▸ **Given request**
Look through the entries below and count the lines with the word "Filling" in them; give only the number.

====== Input data

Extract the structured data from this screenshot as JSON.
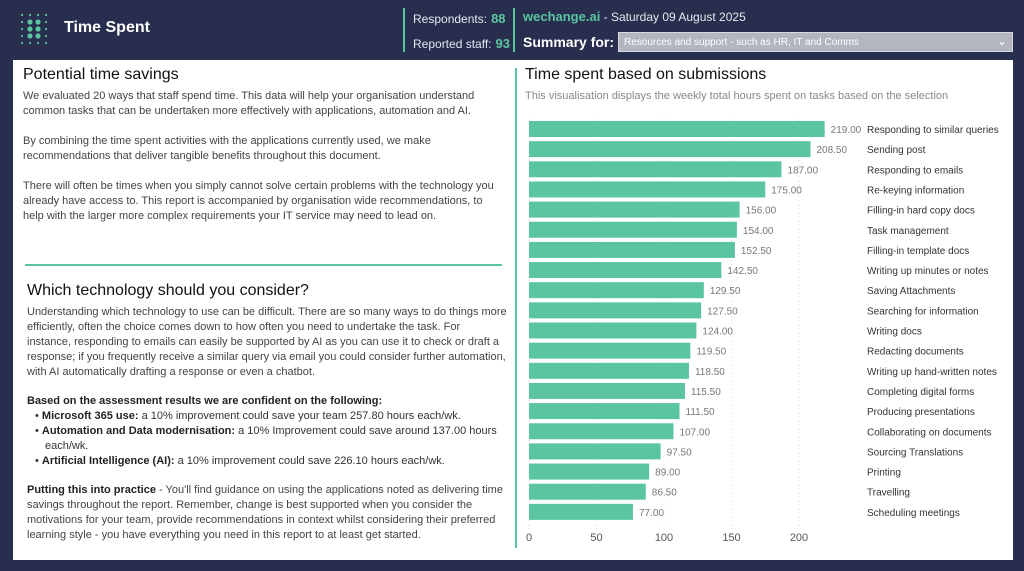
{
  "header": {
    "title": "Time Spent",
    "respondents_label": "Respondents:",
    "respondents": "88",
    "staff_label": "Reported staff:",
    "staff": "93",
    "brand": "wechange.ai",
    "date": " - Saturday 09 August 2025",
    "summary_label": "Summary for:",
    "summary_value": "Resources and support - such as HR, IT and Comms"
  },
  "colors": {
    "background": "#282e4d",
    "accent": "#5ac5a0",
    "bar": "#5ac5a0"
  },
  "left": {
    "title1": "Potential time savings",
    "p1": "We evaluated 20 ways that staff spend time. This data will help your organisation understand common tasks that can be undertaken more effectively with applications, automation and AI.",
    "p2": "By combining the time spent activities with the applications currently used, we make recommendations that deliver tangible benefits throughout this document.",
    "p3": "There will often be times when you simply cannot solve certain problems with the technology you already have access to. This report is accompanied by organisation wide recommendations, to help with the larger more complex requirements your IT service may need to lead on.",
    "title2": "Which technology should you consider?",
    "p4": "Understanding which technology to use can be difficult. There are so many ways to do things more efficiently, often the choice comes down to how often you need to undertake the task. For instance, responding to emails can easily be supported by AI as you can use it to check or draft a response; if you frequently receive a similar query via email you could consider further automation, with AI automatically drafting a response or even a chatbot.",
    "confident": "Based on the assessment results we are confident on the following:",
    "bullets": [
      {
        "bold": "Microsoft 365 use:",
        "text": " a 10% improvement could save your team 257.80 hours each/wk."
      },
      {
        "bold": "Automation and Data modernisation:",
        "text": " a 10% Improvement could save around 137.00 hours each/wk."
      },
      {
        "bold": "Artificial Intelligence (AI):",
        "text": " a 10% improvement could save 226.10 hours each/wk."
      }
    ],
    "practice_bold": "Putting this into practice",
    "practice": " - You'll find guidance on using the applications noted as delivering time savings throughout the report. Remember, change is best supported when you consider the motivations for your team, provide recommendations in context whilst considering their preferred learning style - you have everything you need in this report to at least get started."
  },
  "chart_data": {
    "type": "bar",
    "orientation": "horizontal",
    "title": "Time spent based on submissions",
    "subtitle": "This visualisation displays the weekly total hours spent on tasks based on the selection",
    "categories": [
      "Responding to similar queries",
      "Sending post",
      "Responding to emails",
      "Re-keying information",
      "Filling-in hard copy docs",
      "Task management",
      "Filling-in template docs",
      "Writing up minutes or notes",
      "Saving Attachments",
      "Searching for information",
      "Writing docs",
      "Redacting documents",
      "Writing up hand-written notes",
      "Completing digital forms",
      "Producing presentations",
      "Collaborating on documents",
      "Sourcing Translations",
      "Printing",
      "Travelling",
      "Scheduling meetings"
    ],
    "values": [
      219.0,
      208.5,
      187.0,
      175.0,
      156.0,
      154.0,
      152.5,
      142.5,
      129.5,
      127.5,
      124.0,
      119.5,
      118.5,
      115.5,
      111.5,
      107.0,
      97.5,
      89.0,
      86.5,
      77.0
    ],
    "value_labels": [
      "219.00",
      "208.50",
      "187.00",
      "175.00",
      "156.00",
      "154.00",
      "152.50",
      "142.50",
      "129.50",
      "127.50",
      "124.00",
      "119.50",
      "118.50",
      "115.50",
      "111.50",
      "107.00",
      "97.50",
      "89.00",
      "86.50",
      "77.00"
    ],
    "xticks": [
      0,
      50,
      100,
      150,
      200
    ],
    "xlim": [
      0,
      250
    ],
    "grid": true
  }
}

============

▸ **Exercise response**
2